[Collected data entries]
start

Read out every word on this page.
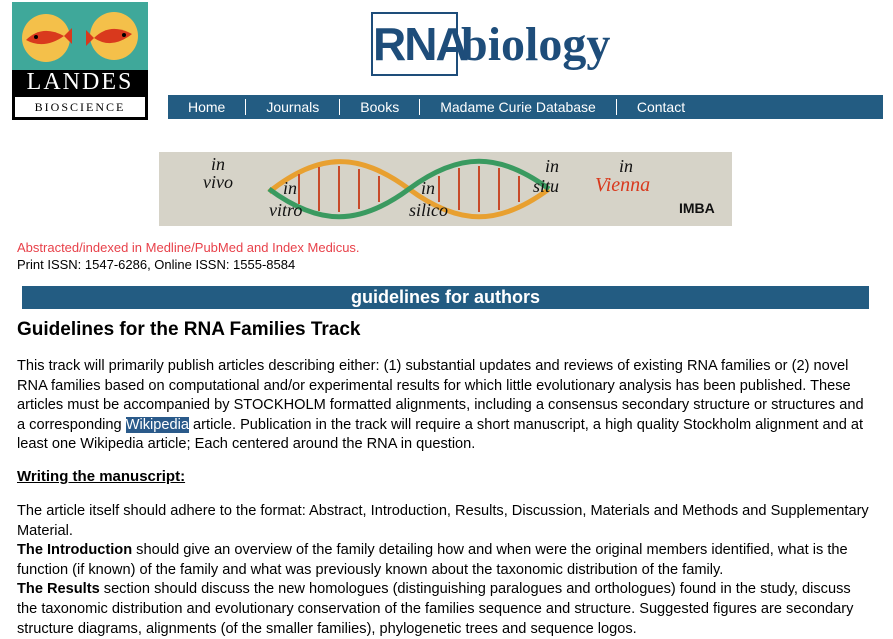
LANDES
BIOSCIENCE
RNA
biology
Home	Journals	Books	Madame Curie Database	Contact
in
vivo	in
vitro
in
silico
in
situ
in
Vienna
IMBA
Abstracted/indexed in Medline/PubMed and Index Medicus.
Print ISSN: 1547-6286, Online ISSN: 1555-8584
guidelines for authors
Guidelines for the RNA Families Track
This track will primarily publish articles describing either: (1) substantial updates and reviews of existing RNA families or (2) novel RNA families based on computational and/or experimental results for which little evolutionary analysis has been published. These articles must be accompanied by STOCKHOLM formatted alignments, including a consensus secondary structure or structures and a corresponding Wikipedia article. Publication in the track will require a short manuscript, a high quality Stockholm alignment and at least one Wikipedia article; Each centered around the RNA in question.
Writing the manuscript:
The article itself should adhere to the format: Abstract, Introduction, Results, Discussion, Materials and Methods and Supplementary Material.
The Introduction should give an overview of the family detailing how and when were the original members identified, what is the function (if known) of the family and what was previously known about the taxonomic distribution of the family.
The Results section should discuss the new homologues (distinguishing paralogues and orthologues) found in the study, discuss the taxonomic distribution and evolutionary conservation of the families sequence and structure. Suggested figures are secondary structure diagrams, alignments (of the smaller families), phylogenetic trees and sequence logos.
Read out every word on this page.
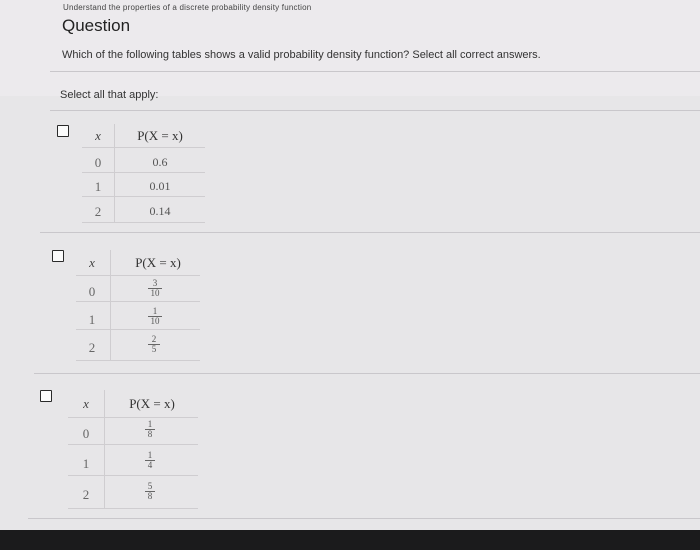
Understand the properties of a discrete probability density function
Question
Which of the following tables shows a valid probability density function? Select all correct answers.
Select all that apply:
x	P(X = x)
0	0.6
1	0.01
2	0.14
x	P(X = x)
0	$\frac{3}{10}$
1	$\frac{1}{10}$
2	$\frac{2}{5}$
x	P(X = x)
0	$\frac{1}{8}$
1	$\frac{1}{4}$
2	$\frac{5}{8}$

end

EXERCISE GOAL:
Extract all the entries word for word; omit any pictures.

WRITTEN RESPONSE:
Read out every word on this page.
LANDES
BIOSCIENCE
RNA
biology
Home	Journals	Books	Madame Curie Database	Contact
in
vivo	in
vitro
in
silico
in
situ
in
Vienna
IMBA
Abstracted/indexed in Medline/PubMed and Index Medicus.
Print ISSN: 1547-6286, Online ISSN: 1555-8584
guidelines for authors
Guidelines for the RNA Families Track
This track will primarily publish articles describing either: (1) substantial updates and reviews of existing RNA families or (2) novel RNA families based on computational and/or experimental results for which little evolutionary analysis has been published. These articles must be accompanied by STOCKHOLM formatted alignments, including a consensus secondary structure or structures and a corresponding Wikipedia article. Publication in the track will require a short manuscript, a high quality Stockholm alignment and at least one Wikipedia article; Each centered around the RNA in question.
Writing the manuscript:
The article itself should adhere to the format: Abstract, Introduction, Results, Discussion, Materials and Methods and Supplementary Material.
The Introduction should give an overview of the family detailing how and when were the original members identified, what is the function (if known) of the family and what was previously known about the taxonomic distribution of the family.
The Results section should discuss the new homologues (distinguishing paralogues and orthologues) found in the study, discuss the taxonomic distribution and evolutionary conservation of the families sequence and structure. Suggested figures are secondary structure diagrams, alignments (of the smaller families), phylogenetic trees and sequence logos.
Read out every word on this page.
Understand the properties of a discrete probability density function
Question
Which of the following tables shows a valid probability density function? Select all correct answers.
Select all that apply:
x	P(X = x)
0	0.6
1	0.01
2	0.14
x	P(X = x)
0	$\frac{3}{10}$
1	$\frac{1}{10}$
2	$\frac{2}{5}$
x	P(X = x)
0	$\frac{1}{8}$
1	$\frac{1}{4}$
2	$\frac{5}{8}$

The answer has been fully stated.